#### YOUR INSTRUCTIONS:
Continue the essay on self-knowledge and the first-person perspective, starting right after its last sentence.

#### TEXT FOR ANALYSIS:
··········
WHAT IS THE RIGHT APPROACH TO OUR MENTAL LIFE?
We regularly hear neuroscientists claim that people are irrational beings: we are fooled by fine words about our inner life, whereas in reality we are controlled by the functioning of our brain. Naomi Kloosterboer argues that this claim does not follow from the scientific data. On top of this, we feel quite able to determine our own point of view or adjust our emotions. Naomi believes that we should not simply disregard insights from everyday life.
One of these is that what is called the first-person perspective cannot provide information about your convictions, emotions, or other mental states. This excludes all knowledge that you acquire from self-reflection, intuition, and emotions. Why should scientific data – compiled by definition from the third-person perspective – simply override this everyday knowledge?
Bad president
I attended Harvard philosopher Richard Moran’s lectures for a few months, as part of my PhD. He managed to reopen the debate on the possibility of self-knowledge with his book Authority and Estrangement (2001). Moran demonstrates not only that we can know our mental life from the first-person perspective, but he also makes clear that we are responsible for it. Suppose I say: I think Trump is a bad president. An essential characteristic of a belief is that someone else can ask: why do you think so? It’s not something physical, like a stone, that you come across in your brain – of which you have no idea how it got there, or how to remove it.
“Our mental life is not something which just happens to us.”
Moran’s book greatly inspired me, but it raises many questions too – which is often the case with ground-breaking work. He bases the ability to know your own mental states on what is called the transparency claim. Suppose I ask you: do you believe it’s going to rain tomorrow? To answer this question, you don’t turn your attention inwards to examine whether you do or do not believe this. You check what you’ve seen in the news, or look out the window. So, you immediately start thinking about the subject itself. In other words, the mental aspect of this belief is transparent – you look through it, as it were, and point your attention directly at the object of your belief.
··········
#### RAW DATA:
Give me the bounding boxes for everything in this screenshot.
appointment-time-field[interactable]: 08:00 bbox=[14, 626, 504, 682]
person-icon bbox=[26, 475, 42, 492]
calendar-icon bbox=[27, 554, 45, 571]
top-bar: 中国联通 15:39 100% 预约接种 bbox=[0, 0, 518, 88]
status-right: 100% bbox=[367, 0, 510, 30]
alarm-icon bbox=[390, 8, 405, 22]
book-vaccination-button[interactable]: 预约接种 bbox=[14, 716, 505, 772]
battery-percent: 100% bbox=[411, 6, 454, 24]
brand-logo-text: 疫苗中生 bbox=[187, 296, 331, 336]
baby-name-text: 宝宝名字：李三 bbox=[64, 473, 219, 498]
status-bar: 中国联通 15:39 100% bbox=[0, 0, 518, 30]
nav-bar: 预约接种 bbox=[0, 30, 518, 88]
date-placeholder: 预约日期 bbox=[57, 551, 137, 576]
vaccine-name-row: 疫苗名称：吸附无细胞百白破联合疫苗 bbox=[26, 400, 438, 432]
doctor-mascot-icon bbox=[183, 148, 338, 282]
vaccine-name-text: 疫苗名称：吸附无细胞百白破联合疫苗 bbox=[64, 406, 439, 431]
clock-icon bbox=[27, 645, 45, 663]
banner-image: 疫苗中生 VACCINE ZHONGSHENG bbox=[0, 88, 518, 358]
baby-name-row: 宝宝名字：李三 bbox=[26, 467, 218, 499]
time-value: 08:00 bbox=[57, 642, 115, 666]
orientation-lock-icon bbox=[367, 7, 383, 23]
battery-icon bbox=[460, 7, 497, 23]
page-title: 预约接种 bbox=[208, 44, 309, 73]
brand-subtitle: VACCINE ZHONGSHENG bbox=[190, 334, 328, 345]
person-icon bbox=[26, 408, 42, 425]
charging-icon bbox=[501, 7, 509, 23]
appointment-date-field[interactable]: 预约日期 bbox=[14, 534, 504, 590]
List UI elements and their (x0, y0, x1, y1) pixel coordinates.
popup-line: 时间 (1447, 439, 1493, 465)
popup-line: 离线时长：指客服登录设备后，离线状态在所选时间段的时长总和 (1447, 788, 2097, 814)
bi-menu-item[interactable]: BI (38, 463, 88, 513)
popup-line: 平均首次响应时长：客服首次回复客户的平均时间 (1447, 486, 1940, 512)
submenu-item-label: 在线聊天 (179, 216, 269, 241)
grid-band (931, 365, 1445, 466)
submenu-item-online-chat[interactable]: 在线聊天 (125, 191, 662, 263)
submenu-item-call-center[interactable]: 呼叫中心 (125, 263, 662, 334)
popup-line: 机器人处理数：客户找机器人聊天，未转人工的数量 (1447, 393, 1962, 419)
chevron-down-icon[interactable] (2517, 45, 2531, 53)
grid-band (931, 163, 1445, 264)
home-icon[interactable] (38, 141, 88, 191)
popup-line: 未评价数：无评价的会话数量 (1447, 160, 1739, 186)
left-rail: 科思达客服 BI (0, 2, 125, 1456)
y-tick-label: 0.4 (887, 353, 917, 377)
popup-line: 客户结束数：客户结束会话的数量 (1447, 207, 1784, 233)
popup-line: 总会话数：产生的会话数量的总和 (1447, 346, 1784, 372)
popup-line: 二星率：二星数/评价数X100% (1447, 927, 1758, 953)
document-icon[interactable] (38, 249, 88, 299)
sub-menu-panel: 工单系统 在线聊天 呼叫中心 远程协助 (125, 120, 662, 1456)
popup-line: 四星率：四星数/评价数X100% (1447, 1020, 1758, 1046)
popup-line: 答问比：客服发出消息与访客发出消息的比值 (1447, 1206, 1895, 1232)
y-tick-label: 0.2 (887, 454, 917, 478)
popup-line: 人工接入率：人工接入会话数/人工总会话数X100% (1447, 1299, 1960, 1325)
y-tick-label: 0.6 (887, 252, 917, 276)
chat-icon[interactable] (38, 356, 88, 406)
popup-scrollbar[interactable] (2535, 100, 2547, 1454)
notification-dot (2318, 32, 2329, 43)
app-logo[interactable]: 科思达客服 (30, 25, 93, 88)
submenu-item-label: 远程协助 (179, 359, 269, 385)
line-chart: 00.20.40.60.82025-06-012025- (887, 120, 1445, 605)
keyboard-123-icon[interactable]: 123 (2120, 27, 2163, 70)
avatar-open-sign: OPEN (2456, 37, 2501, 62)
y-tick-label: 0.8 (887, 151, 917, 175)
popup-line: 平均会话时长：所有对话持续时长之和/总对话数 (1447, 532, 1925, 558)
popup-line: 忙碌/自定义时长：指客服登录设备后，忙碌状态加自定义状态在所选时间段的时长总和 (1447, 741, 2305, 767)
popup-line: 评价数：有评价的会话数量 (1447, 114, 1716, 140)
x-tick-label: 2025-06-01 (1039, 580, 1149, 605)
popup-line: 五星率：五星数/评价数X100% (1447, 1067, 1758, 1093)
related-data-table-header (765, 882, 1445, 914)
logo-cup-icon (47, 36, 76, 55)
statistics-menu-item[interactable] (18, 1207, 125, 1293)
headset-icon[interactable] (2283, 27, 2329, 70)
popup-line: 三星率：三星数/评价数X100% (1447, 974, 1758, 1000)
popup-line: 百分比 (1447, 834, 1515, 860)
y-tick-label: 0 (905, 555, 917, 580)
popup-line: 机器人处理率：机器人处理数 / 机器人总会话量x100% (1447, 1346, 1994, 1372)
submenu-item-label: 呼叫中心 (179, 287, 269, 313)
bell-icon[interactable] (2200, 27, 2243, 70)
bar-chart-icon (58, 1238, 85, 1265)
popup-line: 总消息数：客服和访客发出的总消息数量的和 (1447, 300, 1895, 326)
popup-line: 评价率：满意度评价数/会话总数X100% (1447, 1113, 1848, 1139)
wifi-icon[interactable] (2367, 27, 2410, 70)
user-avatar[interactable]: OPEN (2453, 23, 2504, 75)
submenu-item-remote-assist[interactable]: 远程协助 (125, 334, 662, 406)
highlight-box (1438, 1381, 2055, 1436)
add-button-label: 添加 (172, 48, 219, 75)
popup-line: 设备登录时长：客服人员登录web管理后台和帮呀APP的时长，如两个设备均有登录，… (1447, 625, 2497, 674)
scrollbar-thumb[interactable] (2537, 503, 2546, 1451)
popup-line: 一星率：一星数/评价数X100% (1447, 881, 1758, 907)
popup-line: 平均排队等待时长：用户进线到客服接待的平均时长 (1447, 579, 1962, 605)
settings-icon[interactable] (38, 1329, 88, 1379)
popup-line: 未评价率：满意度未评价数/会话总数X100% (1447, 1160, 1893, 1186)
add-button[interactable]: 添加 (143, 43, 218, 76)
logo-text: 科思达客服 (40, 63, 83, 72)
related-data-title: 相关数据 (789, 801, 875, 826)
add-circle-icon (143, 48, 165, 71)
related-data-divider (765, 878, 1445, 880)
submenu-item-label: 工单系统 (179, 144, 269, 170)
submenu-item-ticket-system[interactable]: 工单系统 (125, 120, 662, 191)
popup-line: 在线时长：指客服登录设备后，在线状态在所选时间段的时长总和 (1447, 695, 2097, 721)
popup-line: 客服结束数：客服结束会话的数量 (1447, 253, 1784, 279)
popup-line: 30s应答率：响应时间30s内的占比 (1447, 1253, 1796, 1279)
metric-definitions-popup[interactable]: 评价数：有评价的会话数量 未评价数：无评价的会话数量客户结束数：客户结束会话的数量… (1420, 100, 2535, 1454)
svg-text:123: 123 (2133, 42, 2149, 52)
··········
#### WRITTEN REPLY:
Transparent
In my dissertation, I investigated all kinds of – generally quite technical – problems with the transparency claim. Among other things, I demonstrated that this claim doesn’t apply to emotions. To understand emotions, it’s not only important to look at the object of an emotion. Suppose I’m angry with a friend for forgetting we had a date. On the one hand, my anger refers to a situation in the world – the fact that my friend didn’t pitch up. Anger is transparent in this sense. On the other hand, my anger also refers to other mental states, such as my annoyance at people being late, the importance I attach to meeting commitments, and the value I give to this in friendships. My anger is not transparent in this sense.
But that doesn’t make an emotion comparable to something like a headache, which you either do or don’t have. Unlike a headache, emotions say something about your view of the world – they show what you care about or what affects you. In addition, emotions only take a definite form by thinking about them. And it matters whether or not you agree with your emotion – whether you endorse it, as it were.
While I question parts of Moran’s theory, I think highly of his insight that the first-person perspective implies an active attitude towards our own mental life. This insight is essential to understanding self-knowledge, beliefs, emotions, and other mental issues. I hope that my dissertation will offer an alternative to many scientists’ passive depiction of our mental life.